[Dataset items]
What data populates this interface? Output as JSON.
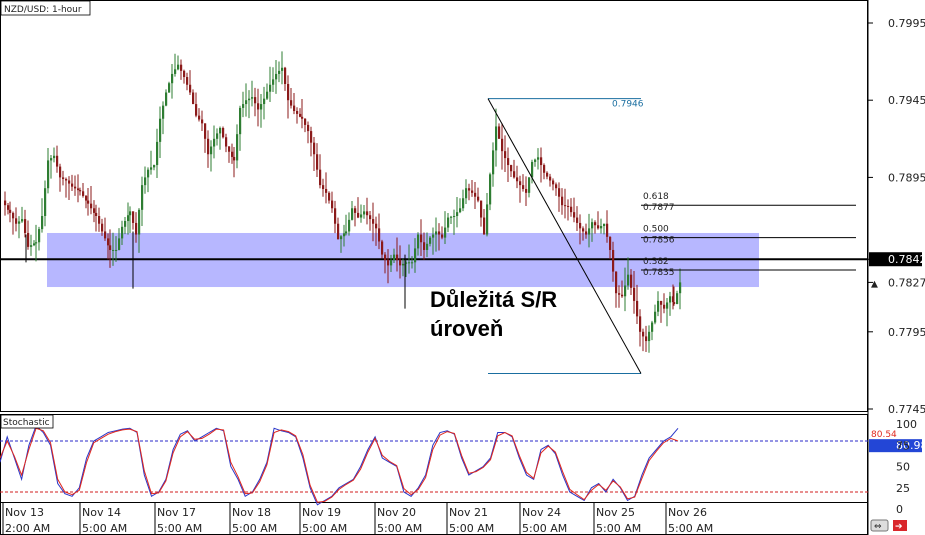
{
  "window": {
    "symbol_label": "NZD/USD: 1-hour",
    "indicator_label": "Stochastic"
  },
  "annotation": {
    "line1": "Důležitá S/R",
    "line2": "úroveň"
  },
  "colors": {
    "up_candle": "#2e7d32",
    "down_candle": "#8b1a1a",
    "sr_zone": "#7b7bff",
    "fib_line": "#1a6ea0",
    "stoch_k": "#2a36c8",
    "stoch_d": "#e0281e",
    "overbought_line": "#2a2ac8",
    "oversold_line": "#d01f1f",
    "current_price_box": "#2346d6"
  },
  "chart_data": [
    {
      "type": "candlestick",
      "symbol": "NZD/USD",
      "timeframe": "1-hour",
      "ylim": [
        0.7725,
        0.8008
      ],
      "y_ticks": [
        "0.7995",
        "0.7945",
        "0.7895",
        "0.7842",
        "0.7827",
        "0.7795",
        "0.7745"
      ],
      "x_labels": [
        "Nov 13",
        "Nov 14",
        "Nov 17",
        "Nov 18",
        "Nov 19",
        "Nov 20",
        "Nov 21",
        "Nov 24",
        "Nov 25",
        "Nov 26"
      ],
      "x_time_labels": [
        "2:00 AM",
        "5:00 AM",
        "5:00 AM",
        "5:00 AM",
        "5:00 AM",
        "5:00 AM",
        "5:00 AM",
        "5:00 AM",
        "5:00 AM",
        "5:00 AM"
      ],
      "close_path": [
        [
          0,
          0.788
        ],
        [
          8,
          0.7872
        ],
        [
          14,
          0.7865
        ],
        [
          20,
          0.7868
        ],
        [
          26,
          0.785
        ],
        [
          34,
          0.7853
        ],
        [
          40,
          0.787
        ],
        [
          46,
          0.7906
        ],
        [
          52,
          0.7909
        ],
        [
          58,
          0.7895
        ],
        [
          64,
          0.7893
        ],
        [
          70,
          0.7889
        ],
        [
          78,
          0.7886
        ],
        [
          86,
          0.7878
        ],
        [
          94,
          0.787
        ],
        [
          100,
          0.786
        ],
        [
          108,
          0.7848
        ],
        [
          114,
          0.7848
        ],
        [
          120,
          0.7863
        ],
        [
          128,
          0.7873
        ],
        [
          134,
          0.7858
        ],
        [
          140,
          0.789
        ],
        [
          146,
          0.79
        ],
        [
          152,
          0.7903
        ],
        [
          158,
          0.7933
        ],
        [
          164,
          0.795
        ],
        [
          170,
          0.7962
        ],
        [
          176,
          0.7968
        ],
        [
          182,
          0.796
        ],
        [
          188,
          0.795
        ],
        [
          194,
          0.7935
        ],
        [
          200,
          0.793
        ],
        [
          206,
          0.791
        ],
        [
          212,
          0.792
        ],
        [
          218,
          0.7927
        ],
        [
          224,
          0.7915
        ],
        [
          232,
          0.7906
        ],
        [
          238,
          0.794
        ],
        [
          244,
          0.7945
        ],
        [
          250,
          0.7947
        ],
        [
          256,
          0.7939
        ],
        [
          262,
          0.7946
        ],
        [
          268,
          0.7955
        ],
        [
          274,
          0.7962
        ],
        [
          280,
          0.7966
        ],
        [
          286,
          0.7945
        ],
        [
          292,
          0.7938
        ],
        [
          300,
          0.7933
        ],
        [
          306,
          0.7925
        ],
        [
          312,
          0.791
        ],
        [
          318,
          0.789
        ],
        [
          324,
          0.7885
        ],
        [
          330,
          0.7875
        ],
        [
          336,
          0.7855
        ],
        [
          344,
          0.786
        ],
        [
          350,
          0.7875
        ],
        [
          356,
          0.7869
        ],
        [
          362,
          0.7873
        ],
        [
          368,
          0.7868
        ],
        [
          374,
          0.7862
        ],
        [
          380,
          0.7845
        ],
        [
          386,
          0.7838
        ],
        [
          392,
          0.7845
        ],
        [
          398,
          0.7838
        ],
        [
          404,
          0.784
        ],
        [
          410,
          0.784
        ],
        [
          416,
          0.7858
        ],
        [
          422,
          0.7848
        ],
        [
          428,
          0.7856
        ],
        [
          434,
          0.786
        ],
        [
          440,
          0.7856
        ],
        [
          446,
          0.7869
        ],
        [
          452,
          0.787
        ],
        [
          458,
          0.7875
        ],
        [
          464,
          0.7888
        ],
        [
          470,
          0.7885
        ],
        [
          476,
          0.788
        ],
        [
          482,
          0.7858
        ],
        [
          488,
          0.7897
        ],
        [
          494,
          0.7928
        ],
        [
          500,
          0.7912
        ],
        [
          506,
          0.7903
        ],
        [
          512,
          0.7895
        ],
        [
          518,
          0.789
        ],
        [
          524,
          0.7885
        ],
        [
          530,
          0.7905
        ],
        [
          536,
          0.7908
        ],
        [
          542,
          0.7898
        ],
        [
          548,
          0.7893
        ],
        [
          554,
          0.7888
        ],
        [
          560,
          0.7877
        ],
        [
          566,
          0.7876
        ],
        [
          572,
          0.7869
        ],
        [
          578,
          0.7862
        ],
        [
          584,
          0.7858
        ],
        [
          590,
          0.7866
        ],
        [
          596,
          0.7862
        ],
        [
          602,
          0.7865
        ],
        [
          608,
          0.7848
        ],
        [
          614,
          0.782
        ],
        [
          620,
          0.7818
        ],
        [
          626,
          0.7832
        ],
        [
          632,
          0.7815
        ],
        [
          638,
          0.7795
        ],
        [
          644,
          0.7789
        ],
        [
          650,
          0.7801
        ],
        [
          656,
          0.7815
        ],
        [
          662,
          0.781
        ],
        [
          668,
          0.7818
        ],
        [
          672,
          0.7813
        ],
        [
          678,
          0.7827
        ]
      ],
      "support_resistance_zone": {
        "label": "Důležitá S/R úroveň",
        "top": 0.7859,
        "bottom": 0.7824,
        "line": 0.7842
      },
      "fibonacci": {
        "swing_high": 0.7946,
        "swing_low": 0.7768,
        "levels": [
          {
            "ratio": "0.618",
            "price": "0.7877"
          },
          {
            "ratio": "0.500",
            "price": "0.7856"
          },
          {
            "ratio": "0.382",
            "price": "0.7835"
          }
        ],
        "high_label": "0.7946"
      },
      "current_price": "0.7827",
      "marked_level": "0.7842"
    },
    {
      "type": "line",
      "title": "Stochastic",
      "ylim": [
        0,
        100
      ],
      "y_ticks": [
        "100",
        "80.98",
        "75",
        "50",
        "25",
        "0"
      ],
      "overbought": 80,
      "oversold": 20,
      "current_k": "80.98",
      "current_d": "80.54",
      "series": [
        {
          "name": "%K",
          "values": [
            55,
            85,
            60,
            35,
            75,
            98,
            90,
            75,
            30,
            18,
            15,
            25,
            60,
            80,
            85,
            90,
            92,
            94,
            95,
            90,
            40,
            15,
            20,
            35,
            70,
            88,
            92,
            80,
            85,
            90,
            95,
            92,
            50,
            35,
            15,
            20,
            35,
            55,
            95,
            92,
            90,
            85,
            60,
            25,
            5,
            10,
            15,
            25,
            30,
            35,
            50,
            70,
            85,
            60,
            55,
            50,
            20,
            15,
            25,
            40,
            75,
            90,
            92,
            88,
            60,
            40,
            45,
            50,
            60,
            90,
            90,
            85,
            60,
            40,
            35,
            70,
            75,
            65,
            40,
            20,
            15,
            10,
            25,
            30,
            20,
            35,
            25,
            10,
            15,
            40,
            60,
            70,
            80,
            85,
            95
          ]
        },
        {
          "values": [
            60,
            80,
            62,
            40,
            70,
            95,
            92,
            78,
            35,
            20,
            17,
            22,
            55,
            78,
            83,
            88,
            91,
            93,
            94,
            91,
            45,
            18,
            19,
            33,
            66,
            85,
            91,
            82,
            83,
            88,
            94,
            93,
            55,
            38,
            18,
            19,
            32,
            52,
            90,
            93,
            91,
            86,
            64,
            28,
            8,
            9,
            14,
            23,
            29,
            34,
            47,
            67,
            83,
            63,
            56,
            51,
            24,
            17,
            23,
            37,
            70,
            87,
            91,
            89,
            63,
            42,
            44,
            49,
            58,
            86,
            90,
            86,
            63,
            43,
            36,
            66,
            74,
            67,
            44,
            23,
            17,
            11,
            22,
            29,
            22,
            33,
            26,
            12,
            14,
            36,
            57,
            68,
            78,
            83,
            80
          ]
        }
      ]
    }
  ]
}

> Task instructions
Note every line above where the string "hour" shows up, and copy those lines.

> Expected answer
    "symbol_label": "NZD/USD: 1-hour",
      "timeframe": "1-hour",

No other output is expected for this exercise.